# Data supplied:
==========
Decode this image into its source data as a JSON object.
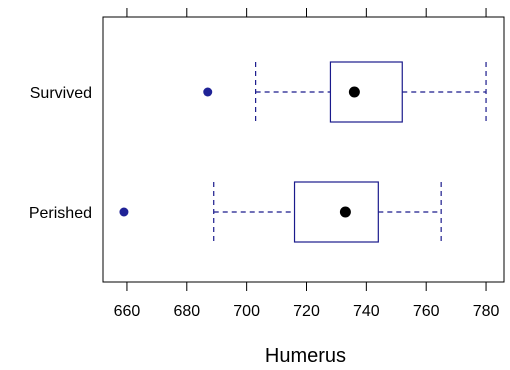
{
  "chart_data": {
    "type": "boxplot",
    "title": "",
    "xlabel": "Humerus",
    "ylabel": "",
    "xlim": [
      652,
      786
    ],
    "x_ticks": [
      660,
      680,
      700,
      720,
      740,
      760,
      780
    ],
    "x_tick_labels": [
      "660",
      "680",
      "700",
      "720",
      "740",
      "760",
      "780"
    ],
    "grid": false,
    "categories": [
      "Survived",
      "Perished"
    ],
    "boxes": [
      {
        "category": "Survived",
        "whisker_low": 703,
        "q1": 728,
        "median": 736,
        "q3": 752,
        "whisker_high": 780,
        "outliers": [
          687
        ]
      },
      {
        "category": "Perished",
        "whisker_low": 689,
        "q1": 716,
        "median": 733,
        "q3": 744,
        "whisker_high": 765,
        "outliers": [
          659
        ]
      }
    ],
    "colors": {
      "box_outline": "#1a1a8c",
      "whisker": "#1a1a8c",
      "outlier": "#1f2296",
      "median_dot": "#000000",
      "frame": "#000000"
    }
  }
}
==========
# Instruction:
Take the listing above and restate it word for word, without its pictures.

# Exercise answer:
Decode this image into its source data as a JSON object.
{
  "chart_data": {
    "type": "boxplot",
    "title": "",
    "xlabel": "Humerus",
    "ylabel": "",
    "xlim": [
      652,
      786
    ],
    "x_ticks": [
      660,
      680,
      700,
      720,
      740,
      760,
      780
    ],
    "x_tick_labels": [
      "660",
      "680",
      "700",
      "720",
      "740",
      "760",
      "780"
    ],
    "grid": false,
    "categories": [
      "Survived",
      "Perished"
    ],
    "boxes": [
      {
        "category": "Survived",
        "whisker_low": 703,
        "q1": 728,
        "median": 736,
        "q3": 752,
        "whisker_high": 780,
        "outliers": [
          687
        ]
      },
      {
        "category": "Perished",
        "whisker_low": 689,
        "q1": 716,
        "median": 733,
        "q3": 744,
        "whisker_high": 765,
        "outliers": [
          659
        ]
      }
    ],
    "colors": {
      "box_outline": "#1a1a8c",
      "whisker": "#1a1a8c",
      "outlier": "#1f2296",
      "median_dot": "#000000",
      "frame": "#000000"
    }
  }
}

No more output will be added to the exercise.